WRITTEN TASK: Restate every line of the material, word for word.

|---|

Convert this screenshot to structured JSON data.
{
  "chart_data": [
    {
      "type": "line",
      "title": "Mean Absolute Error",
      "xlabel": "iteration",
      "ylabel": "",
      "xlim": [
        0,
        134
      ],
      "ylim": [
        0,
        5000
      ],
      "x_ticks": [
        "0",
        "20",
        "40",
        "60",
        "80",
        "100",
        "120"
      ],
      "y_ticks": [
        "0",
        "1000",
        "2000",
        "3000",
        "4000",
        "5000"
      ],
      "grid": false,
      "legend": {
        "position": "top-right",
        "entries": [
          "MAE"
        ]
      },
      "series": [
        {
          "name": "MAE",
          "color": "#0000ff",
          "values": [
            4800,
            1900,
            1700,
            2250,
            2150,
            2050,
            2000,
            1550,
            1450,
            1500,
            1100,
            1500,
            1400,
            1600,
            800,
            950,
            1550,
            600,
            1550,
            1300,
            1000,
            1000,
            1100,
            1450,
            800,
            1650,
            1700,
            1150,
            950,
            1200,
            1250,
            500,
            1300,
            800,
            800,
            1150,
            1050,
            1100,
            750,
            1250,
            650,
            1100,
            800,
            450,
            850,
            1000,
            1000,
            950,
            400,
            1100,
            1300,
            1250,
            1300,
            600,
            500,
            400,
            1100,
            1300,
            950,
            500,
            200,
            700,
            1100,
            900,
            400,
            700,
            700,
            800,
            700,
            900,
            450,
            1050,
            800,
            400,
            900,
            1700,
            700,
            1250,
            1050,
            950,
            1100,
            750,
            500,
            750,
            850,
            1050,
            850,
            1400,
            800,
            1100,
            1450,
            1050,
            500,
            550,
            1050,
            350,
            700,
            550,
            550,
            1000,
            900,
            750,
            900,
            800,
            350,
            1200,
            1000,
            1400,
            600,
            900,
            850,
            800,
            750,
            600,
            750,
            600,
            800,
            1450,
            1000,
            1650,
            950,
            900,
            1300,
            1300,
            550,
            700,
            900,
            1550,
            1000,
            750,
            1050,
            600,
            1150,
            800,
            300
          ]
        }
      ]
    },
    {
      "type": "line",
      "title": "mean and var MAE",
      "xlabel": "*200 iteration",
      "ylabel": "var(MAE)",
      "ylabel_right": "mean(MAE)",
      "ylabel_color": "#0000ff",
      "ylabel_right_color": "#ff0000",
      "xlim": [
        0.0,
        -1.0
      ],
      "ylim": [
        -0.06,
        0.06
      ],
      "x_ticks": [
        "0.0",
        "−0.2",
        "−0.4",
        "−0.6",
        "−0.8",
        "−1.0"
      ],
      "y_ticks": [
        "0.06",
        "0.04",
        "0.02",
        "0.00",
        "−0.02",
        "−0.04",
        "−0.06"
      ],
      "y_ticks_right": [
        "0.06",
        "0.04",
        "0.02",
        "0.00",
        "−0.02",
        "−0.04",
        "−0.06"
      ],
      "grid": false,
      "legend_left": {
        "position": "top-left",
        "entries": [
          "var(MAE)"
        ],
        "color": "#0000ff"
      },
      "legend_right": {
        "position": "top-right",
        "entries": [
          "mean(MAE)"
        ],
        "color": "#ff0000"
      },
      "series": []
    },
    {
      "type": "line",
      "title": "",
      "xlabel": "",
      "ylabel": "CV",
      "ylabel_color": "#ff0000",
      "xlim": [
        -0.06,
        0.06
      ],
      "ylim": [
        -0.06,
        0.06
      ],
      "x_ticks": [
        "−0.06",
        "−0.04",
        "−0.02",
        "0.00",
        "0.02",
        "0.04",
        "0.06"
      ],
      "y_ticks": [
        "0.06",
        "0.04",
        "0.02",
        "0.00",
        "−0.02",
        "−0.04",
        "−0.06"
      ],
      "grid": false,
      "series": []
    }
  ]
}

|---|

SOLVED PROBLEM:
Convert this screenshot to structured JSON data.
{
  "chart_data": [
    {
      "type": "line",
      "title": "Mean Absolute Error",
      "xlabel": "iteration",
      "ylabel": "",
      "xlim": [
        0,
        134
      ],
      "ylim": [
        0,
        5000
      ],
      "x_ticks": [
        "0",
        "20",
        "40",
        "60",
        "80",
        "100",
        "120"
      ],
      "y_ticks": [
        "0",
        "1000",
        "2000",
        "3000",
        "4000",
        "5000"
      ],
      "grid": false,
      "legend": {
        "position": "top-right",
        "entries": [
          "MAE"
        ]
      },
      "series": [
        {
          "name": "MAE",
          "color": "#0000ff",
          "values": [
            4800,
            1900,
            1700,
            2250,
            2150,
            2050,
            2000,
            1550,
            1450,
            1500,
            1100,
            1500,
            1400,
            1600,
            800,
            950,
            1550,
            600,
            1550,
            1300,
            1000,
            1000,
            1100,
            1450,
            800,
            1650,
            1700,
            1150,
            950,
            1200,
            1250,
            500,
            1300,
            800,
            800,
            1150,
            1050,
            1100,
            750,
            1250,
            650,
            1100,
            800,
            450,
            850,
            1000,
            1000,
            950,
            400,
            1100,
            1300,
            1250,
            1300,
            600,
            500,
            400,
            1100,
            1300,
            950,
            500,
            200,
            700,
            1100,
            900,
            400,
            700,
            700,
            800,
            700,
            900,
            450,
            1050,
            800,
            400,
            900,
            1700,
            700,
            1250,
            1050,
            950,
            1100,
            750,
            500,
            750,
            850,
            1050,
            850,
            1400,
            800,
            1100,
            1450,
            1050,
            500,
            550,
            1050,
            350,
            700,
            550,
            550,
            1000,
            900,
            750,
            900,
            800,
            350,
            1200,
            1000,
            1400,
            600,
            900,
            850,
            800,
            750,
            600,
            750,
            600,
            800,
            1450,
            1000,
            1650,
            950,
            900,
            1300,
            1300,
            550,
            700,
            900,
            1550,
            1000,
            750,
            1050,
            600,
            1150,
            800,
            300
          ]
        }
      ]
    },
    {
      "type": "line",
      "title": "mean and var MAE",
      "xlabel": "*200 iteration",
      "ylabel": "var(MAE)",
      "ylabel_right": "mean(MAE)",
      "ylabel_color": "#0000ff",
      "ylabel_right_color": "#ff0000",
      "xlim": [
        0.0,
        -1.0
      ],
      "ylim": [
        -0.06,
        0.06
      ],
      "x_ticks": [
        "0.0",
        "−0.2",
        "−0.4",
        "−0.6",
        "−0.8",
        "−1.0"
      ],
      "y_ticks": [
        "0.06",
        "0.04",
        "0.02",
        "0.00",
        "−0.02",
        "−0.04",
        "−0.06"
      ],
      "y_ticks_right": [
        "0.06",
        "0.04",
        "0.02",
        "0.00",
        "−0.02",
        "−0.04",
        "−0.06"
      ],
      "grid": false,
      "legend_left": {
        "position": "top-left",
        "entries": [
          "var(MAE)"
        ],
        "color": "#0000ff"
      },
      "legend_right": {
        "position": "top-right",
        "entries": [
          "mean(MAE)"
        ],
        "color": "#ff0000"
      },
      "series": []
    },
    {
      "type": "line",
      "title": "",
      "xlabel": "",
      "ylabel": "CV",
      "ylabel_color": "#ff0000",
      "xlim": [
        -0.06,
        0.06
      ],
      "ylim": [
        -0.06,
        0.06
      ],
      "x_ticks": [
        "−0.06",
        "−0.04",
        "−0.02",
        "0.00",
        "0.02",
        "0.04",
        "0.06"
      ],
      "y_ticks": [
        "0.06",
        "0.04",
        "0.02",
        "0.00",
        "−0.02",
        "−0.04",
        "−0.06"
      ],
      "grid": false,
      "series": []
    }
  ]
}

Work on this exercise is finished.